Stored data entries:

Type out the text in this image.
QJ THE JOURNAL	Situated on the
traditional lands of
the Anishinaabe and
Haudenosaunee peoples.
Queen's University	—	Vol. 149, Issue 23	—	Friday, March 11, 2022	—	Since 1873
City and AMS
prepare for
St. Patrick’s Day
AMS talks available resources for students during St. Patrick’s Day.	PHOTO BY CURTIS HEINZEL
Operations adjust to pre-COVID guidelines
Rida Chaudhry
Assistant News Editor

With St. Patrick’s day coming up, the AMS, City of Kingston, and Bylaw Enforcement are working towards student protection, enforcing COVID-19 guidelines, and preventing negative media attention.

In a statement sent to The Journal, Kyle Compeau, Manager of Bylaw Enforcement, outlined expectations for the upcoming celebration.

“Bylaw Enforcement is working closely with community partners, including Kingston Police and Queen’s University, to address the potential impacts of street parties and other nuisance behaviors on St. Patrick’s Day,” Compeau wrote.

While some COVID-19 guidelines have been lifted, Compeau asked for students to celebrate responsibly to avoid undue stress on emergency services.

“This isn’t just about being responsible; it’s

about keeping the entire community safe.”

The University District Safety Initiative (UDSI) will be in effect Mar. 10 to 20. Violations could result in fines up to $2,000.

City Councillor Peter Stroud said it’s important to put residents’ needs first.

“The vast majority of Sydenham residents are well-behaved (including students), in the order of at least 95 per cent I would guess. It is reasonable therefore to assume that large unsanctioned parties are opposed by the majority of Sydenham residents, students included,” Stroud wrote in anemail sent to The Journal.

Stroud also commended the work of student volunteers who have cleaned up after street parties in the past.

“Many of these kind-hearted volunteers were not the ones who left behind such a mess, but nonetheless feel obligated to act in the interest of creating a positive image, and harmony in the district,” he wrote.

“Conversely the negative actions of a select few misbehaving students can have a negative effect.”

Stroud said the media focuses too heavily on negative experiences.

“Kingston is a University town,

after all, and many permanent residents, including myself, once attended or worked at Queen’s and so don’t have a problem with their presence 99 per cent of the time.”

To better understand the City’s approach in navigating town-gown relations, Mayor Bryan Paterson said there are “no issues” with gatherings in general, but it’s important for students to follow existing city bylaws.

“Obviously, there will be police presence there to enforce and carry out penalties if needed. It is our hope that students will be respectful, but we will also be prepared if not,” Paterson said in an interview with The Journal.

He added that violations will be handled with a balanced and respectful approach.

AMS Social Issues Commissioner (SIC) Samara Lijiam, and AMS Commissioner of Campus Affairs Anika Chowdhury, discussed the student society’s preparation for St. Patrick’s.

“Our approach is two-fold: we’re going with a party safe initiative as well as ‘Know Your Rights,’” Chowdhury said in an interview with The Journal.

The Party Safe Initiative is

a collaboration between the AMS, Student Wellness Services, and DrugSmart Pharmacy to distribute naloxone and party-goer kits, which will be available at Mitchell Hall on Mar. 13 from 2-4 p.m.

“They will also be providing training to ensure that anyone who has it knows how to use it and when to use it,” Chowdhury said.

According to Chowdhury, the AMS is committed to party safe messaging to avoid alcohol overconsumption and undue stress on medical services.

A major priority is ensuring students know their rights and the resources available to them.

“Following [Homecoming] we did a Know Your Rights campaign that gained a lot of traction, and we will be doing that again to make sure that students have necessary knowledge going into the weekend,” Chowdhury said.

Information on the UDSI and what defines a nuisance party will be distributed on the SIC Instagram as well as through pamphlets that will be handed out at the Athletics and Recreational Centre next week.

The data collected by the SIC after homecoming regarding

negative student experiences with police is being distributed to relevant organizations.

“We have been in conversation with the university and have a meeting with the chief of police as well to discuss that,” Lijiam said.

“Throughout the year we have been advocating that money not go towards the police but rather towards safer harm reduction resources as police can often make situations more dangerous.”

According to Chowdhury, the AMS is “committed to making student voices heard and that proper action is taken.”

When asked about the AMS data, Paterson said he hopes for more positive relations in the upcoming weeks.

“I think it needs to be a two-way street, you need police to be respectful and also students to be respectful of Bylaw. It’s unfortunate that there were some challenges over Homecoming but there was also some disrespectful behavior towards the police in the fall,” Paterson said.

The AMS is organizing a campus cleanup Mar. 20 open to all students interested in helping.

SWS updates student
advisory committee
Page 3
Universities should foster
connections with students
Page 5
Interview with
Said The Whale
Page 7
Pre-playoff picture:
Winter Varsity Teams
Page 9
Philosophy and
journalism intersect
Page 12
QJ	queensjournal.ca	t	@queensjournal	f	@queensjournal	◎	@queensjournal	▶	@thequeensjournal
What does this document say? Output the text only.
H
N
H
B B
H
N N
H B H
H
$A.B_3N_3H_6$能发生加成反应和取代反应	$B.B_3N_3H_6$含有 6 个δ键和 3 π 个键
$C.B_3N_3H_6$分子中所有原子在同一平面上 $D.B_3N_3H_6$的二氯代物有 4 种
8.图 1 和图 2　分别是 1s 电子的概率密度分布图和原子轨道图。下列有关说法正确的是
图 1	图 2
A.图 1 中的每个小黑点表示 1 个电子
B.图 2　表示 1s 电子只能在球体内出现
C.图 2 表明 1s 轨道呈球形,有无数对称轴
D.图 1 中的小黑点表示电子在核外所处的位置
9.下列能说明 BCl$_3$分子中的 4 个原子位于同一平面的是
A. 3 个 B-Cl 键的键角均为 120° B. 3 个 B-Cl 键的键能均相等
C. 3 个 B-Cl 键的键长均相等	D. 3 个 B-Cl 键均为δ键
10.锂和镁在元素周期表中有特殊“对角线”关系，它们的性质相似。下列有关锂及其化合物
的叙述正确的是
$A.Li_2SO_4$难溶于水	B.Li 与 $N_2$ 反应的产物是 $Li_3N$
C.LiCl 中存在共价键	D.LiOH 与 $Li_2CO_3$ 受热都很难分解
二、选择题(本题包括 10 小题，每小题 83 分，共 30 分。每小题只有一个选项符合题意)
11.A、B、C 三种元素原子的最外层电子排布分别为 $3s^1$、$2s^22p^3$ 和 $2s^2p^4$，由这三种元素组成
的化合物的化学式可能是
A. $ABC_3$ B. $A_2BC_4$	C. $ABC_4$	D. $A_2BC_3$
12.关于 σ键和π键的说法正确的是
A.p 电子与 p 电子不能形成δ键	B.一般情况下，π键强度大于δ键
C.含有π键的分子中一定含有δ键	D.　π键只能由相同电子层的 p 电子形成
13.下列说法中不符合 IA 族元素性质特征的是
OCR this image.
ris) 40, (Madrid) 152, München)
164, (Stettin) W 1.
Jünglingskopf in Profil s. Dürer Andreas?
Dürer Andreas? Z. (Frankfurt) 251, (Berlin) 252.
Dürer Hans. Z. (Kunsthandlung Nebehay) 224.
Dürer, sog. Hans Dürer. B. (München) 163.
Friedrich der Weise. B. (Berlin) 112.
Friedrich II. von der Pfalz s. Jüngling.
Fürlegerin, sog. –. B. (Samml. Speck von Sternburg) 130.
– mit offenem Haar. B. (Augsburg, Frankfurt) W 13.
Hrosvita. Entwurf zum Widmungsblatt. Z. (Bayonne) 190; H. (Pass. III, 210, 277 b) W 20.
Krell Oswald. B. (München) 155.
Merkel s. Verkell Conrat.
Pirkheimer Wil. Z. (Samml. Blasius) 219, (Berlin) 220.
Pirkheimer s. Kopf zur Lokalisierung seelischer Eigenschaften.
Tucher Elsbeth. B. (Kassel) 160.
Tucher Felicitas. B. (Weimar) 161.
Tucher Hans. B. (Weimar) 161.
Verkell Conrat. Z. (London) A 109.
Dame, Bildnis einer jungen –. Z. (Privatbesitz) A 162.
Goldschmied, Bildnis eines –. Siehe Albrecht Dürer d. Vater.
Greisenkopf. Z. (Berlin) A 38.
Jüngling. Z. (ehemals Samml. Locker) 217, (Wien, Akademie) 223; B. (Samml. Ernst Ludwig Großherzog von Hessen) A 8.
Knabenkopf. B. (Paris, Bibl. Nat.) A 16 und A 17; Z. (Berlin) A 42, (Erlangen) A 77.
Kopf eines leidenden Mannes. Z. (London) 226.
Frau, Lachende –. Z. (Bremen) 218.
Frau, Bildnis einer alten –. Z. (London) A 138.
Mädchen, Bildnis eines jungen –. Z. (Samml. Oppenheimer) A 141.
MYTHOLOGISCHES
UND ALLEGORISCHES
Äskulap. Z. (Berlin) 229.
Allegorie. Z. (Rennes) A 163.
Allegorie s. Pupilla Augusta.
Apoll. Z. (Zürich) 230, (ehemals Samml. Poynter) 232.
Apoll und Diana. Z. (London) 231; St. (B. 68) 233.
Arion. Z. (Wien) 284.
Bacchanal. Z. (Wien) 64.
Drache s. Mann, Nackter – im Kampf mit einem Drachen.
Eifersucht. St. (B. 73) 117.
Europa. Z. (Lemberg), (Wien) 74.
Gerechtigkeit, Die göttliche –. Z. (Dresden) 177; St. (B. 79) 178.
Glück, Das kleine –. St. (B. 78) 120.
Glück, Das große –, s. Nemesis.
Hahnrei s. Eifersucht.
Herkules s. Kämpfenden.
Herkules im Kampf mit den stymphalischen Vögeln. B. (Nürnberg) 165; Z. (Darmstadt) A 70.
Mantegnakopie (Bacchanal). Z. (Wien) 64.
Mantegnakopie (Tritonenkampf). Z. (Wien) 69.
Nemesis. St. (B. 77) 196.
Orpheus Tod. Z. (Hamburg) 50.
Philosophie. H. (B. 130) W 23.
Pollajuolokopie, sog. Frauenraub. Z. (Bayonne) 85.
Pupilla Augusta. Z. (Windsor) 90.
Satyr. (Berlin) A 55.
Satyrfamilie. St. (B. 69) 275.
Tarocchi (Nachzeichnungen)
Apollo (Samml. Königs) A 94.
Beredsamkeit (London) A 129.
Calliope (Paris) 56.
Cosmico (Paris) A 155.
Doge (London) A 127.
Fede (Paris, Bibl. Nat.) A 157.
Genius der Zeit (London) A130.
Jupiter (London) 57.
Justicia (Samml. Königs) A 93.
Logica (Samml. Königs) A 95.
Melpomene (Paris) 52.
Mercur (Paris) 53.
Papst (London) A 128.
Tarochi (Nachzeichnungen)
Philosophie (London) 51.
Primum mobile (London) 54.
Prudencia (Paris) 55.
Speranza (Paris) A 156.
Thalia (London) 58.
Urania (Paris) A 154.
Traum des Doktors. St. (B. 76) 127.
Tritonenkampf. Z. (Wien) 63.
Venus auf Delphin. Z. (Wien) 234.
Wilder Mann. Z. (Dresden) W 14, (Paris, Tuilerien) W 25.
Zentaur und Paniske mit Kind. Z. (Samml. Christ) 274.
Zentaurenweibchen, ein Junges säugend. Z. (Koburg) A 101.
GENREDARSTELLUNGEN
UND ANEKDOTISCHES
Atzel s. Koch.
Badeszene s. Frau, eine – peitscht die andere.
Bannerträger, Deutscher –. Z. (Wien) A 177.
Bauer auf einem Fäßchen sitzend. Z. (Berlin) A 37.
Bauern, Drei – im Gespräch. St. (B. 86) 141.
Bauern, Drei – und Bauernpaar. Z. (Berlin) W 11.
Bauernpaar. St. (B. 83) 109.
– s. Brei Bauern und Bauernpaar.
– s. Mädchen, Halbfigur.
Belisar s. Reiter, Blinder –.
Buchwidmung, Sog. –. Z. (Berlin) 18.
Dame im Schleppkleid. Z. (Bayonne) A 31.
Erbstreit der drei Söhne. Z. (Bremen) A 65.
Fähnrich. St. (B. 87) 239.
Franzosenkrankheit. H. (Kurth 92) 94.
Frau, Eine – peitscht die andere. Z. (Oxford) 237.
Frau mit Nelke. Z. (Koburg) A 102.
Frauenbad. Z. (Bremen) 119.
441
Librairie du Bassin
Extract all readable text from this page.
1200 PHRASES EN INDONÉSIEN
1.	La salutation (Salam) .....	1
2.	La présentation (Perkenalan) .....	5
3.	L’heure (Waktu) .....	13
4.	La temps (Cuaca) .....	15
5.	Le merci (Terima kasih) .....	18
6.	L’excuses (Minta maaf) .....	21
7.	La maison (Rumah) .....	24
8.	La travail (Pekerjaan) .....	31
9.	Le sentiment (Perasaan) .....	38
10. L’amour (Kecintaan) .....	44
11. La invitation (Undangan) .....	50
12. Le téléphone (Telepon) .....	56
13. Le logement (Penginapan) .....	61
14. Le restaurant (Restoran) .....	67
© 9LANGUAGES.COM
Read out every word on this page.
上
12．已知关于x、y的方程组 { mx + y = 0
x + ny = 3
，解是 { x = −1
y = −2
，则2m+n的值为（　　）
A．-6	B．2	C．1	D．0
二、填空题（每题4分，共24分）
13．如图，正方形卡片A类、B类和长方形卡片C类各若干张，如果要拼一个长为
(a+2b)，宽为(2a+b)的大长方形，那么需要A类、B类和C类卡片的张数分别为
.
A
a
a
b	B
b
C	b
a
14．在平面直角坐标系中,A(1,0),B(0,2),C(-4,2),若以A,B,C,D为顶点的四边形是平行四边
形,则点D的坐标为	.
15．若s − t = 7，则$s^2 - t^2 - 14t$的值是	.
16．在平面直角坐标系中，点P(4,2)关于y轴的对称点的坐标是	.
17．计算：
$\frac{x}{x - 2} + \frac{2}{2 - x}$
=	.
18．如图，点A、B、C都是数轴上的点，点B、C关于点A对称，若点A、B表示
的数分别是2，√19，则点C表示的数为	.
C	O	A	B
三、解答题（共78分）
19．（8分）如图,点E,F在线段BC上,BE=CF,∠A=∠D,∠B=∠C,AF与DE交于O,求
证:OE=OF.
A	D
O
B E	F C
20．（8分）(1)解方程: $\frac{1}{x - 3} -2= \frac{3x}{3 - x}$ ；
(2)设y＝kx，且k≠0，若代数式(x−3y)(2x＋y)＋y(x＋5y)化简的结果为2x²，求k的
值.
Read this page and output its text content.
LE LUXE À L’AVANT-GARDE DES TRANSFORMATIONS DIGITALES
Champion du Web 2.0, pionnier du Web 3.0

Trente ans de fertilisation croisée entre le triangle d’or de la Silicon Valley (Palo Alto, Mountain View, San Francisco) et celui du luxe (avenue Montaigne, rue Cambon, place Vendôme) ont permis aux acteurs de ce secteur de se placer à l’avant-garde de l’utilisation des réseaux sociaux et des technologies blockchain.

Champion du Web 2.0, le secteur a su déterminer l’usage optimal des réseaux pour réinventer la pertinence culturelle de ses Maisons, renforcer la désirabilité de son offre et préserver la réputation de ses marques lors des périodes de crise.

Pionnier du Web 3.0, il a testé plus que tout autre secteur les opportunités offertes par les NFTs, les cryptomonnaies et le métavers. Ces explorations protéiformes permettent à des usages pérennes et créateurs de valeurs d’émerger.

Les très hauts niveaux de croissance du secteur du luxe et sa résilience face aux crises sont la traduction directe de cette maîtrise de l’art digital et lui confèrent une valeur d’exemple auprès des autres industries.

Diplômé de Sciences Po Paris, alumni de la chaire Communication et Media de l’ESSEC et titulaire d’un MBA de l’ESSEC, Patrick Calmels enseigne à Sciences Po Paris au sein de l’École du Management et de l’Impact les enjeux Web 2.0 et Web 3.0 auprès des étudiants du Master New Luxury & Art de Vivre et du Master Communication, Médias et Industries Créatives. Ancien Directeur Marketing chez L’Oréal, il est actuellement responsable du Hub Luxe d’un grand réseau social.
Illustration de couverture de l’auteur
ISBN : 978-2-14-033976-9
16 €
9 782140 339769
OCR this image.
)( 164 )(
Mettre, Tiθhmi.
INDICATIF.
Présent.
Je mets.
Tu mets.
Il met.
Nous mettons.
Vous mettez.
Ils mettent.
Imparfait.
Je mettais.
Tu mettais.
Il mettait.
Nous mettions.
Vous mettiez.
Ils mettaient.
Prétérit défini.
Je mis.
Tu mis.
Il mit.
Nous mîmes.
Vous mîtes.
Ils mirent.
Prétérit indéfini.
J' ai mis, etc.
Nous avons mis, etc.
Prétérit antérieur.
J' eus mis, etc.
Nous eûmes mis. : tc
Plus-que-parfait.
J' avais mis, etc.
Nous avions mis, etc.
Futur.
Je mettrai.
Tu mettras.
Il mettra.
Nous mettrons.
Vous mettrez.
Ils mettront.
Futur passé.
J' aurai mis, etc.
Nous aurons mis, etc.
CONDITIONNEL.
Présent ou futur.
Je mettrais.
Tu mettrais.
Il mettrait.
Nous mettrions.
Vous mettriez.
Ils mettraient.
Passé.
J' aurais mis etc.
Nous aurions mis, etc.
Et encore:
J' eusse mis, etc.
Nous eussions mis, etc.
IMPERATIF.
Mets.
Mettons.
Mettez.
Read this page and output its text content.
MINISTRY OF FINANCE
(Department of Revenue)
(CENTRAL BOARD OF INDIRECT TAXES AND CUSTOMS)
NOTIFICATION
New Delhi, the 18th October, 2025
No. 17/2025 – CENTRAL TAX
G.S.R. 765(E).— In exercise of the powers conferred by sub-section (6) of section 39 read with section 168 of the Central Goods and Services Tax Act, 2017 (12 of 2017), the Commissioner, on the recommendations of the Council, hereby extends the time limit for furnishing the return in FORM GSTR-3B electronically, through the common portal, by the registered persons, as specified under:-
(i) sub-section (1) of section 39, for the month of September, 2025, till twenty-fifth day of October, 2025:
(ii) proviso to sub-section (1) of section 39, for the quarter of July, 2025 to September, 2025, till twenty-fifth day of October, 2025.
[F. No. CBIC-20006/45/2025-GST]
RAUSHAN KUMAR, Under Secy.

● What the task asks:
Your task is to gather every line with the word "wrote" and copy it.

● In response:
“Bylaw Enforcement is working closely with community partners, including Kingston Police and Queen’s University, to address the potential impacts of street parties and other nuisance behaviors on St. Patrick’s Day,” Compeau wrote.
“The vast majority of Sydenham residents are well-behaved (including students), in the order of at least 95 per cent I would guess. It is reasonable therefore to assume that large unsanctioned parties are opposed by the majority of Sydenham residents, students included,” Stroud wrote in anemail sent to The Journal.
“Many of these kind-hearted volunteers were not the ones who left behind such a mess, but nonetheless feel obligated to act in the interest of creating a positive image, and harmony in the district,” he wrote.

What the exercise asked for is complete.